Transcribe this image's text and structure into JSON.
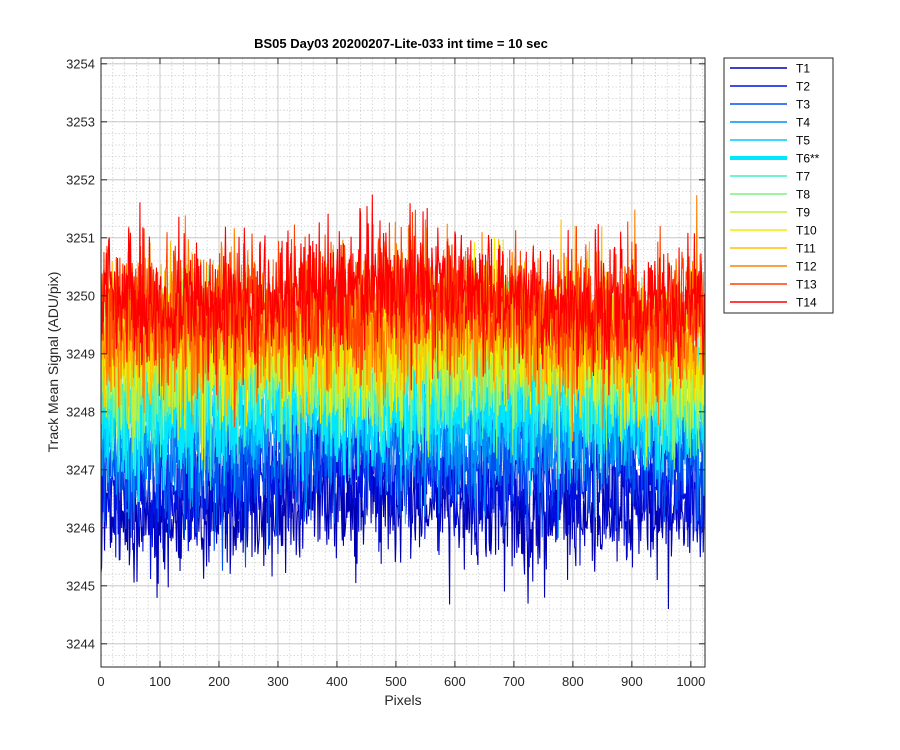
{
  "chart_data": {
    "type": "line",
    "title": "BS05 Day03 20200207-Lite-033 int time = 10 sec",
    "xlabel": "Pixels",
    "ylabel": "Track Mean Signal (ADU/pix)",
    "xlim": [
      0,
      1024
    ],
    "ylim": [
      3243.6,
      3254.1
    ],
    "xticks": [
      0,
      100,
      200,
      300,
      400,
      500,
      600,
      700,
      800,
      900,
      1000
    ],
    "yticks": [
      3244,
      3245,
      3246,
      3247,
      3248,
      3249,
      3250,
      3251,
      3252,
      3253,
      3254
    ],
    "grid": true,
    "minor_grid": true,
    "legend_position": "outside-top-right",
    "n_points": 1024,
    "series": [
      {
        "name": "T1",
        "color": "#0000b3",
        "mean": 3246.2,
        "noise": 0.55,
        "highlight": false
      },
      {
        "name": "T2",
        "color": "#0010e0",
        "mean": 3246.7,
        "noise": 0.55,
        "highlight": false
      },
      {
        "name": "T3",
        "color": "#0050f0",
        "mean": 3247.1,
        "noise": 0.55,
        "highlight": false
      },
      {
        "name": "T4",
        "color": "#0090f5",
        "mean": 3247.5,
        "noise": 0.55,
        "highlight": false
      },
      {
        "name": "T5",
        "color": "#00c8ff",
        "mean": 3247.9,
        "noise": 0.55,
        "highlight": false
      },
      {
        "name": "T6**",
        "color": "#00e6ff",
        "mean": 3248.1,
        "noise": 0.55,
        "highlight": true
      },
      {
        "name": "T7",
        "color": "#40f0c8",
        "mean": 3248.4,
        "noise": 0.6,
        "highlight": false
      },
      {
        "name": "T8",
        "color": "#80f080",
        "mean": 3248.6,
        "noise": 0.6,
        "highlight": false
      },
      {
        "name": "T9",
        "color": "#c0f040",
        "mean": 3248.8,
        "noise": 0.6,
        "highlight": false
      },
      {
        "name": "T10",
        "color": "#f0f000",
        "mean": 3249.0,
        "noise": 0.6,
        "highlight": false
      },
      {
        "name": "T11",
        "color": "#ffc000",
        "mean": 3249.2,
        "noise": 0.6,
        "highlight": false
      },
      {
        "name": "T12",
        "color": "#ff8000",
        "mean": 3249.4,
        "noise": 0.6,
        "highlight": false
      },
      {
        "name": "T13",
        "color": "#ff4000",
        "mean": 3249.6,
        "noise": 0.6,
        "highlight": false
      },
      {
        "name": "T14",
        "color": "#ff0000",
        "mean": 3249.8,
        "noise": 0.55,
        "highlight": false
      }
    ]
  }
}
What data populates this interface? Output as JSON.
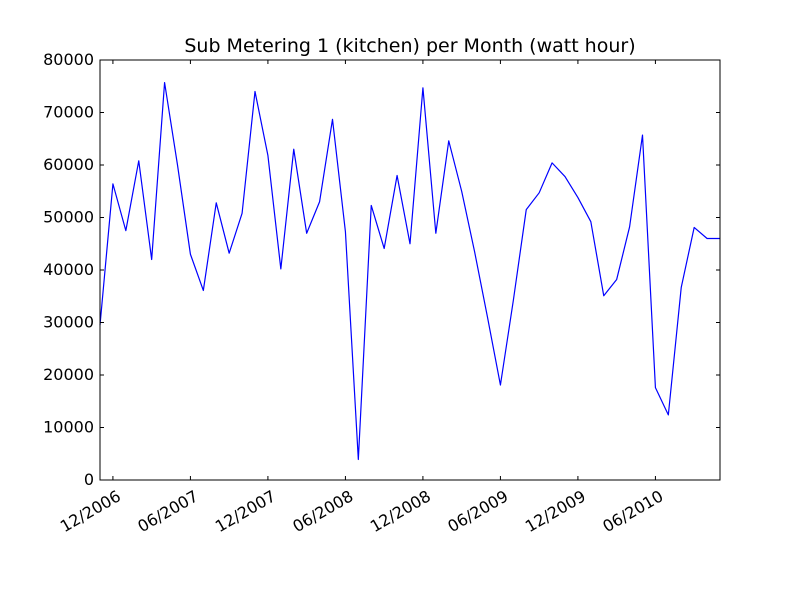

___

### [PROBLEM STATEMENT]
Copy out every line of the listing that contains the string "true".

### [ANSWER TO THIS EXERCISE]
    "grid": true,
    "minor_grid": true,
        "highlight": true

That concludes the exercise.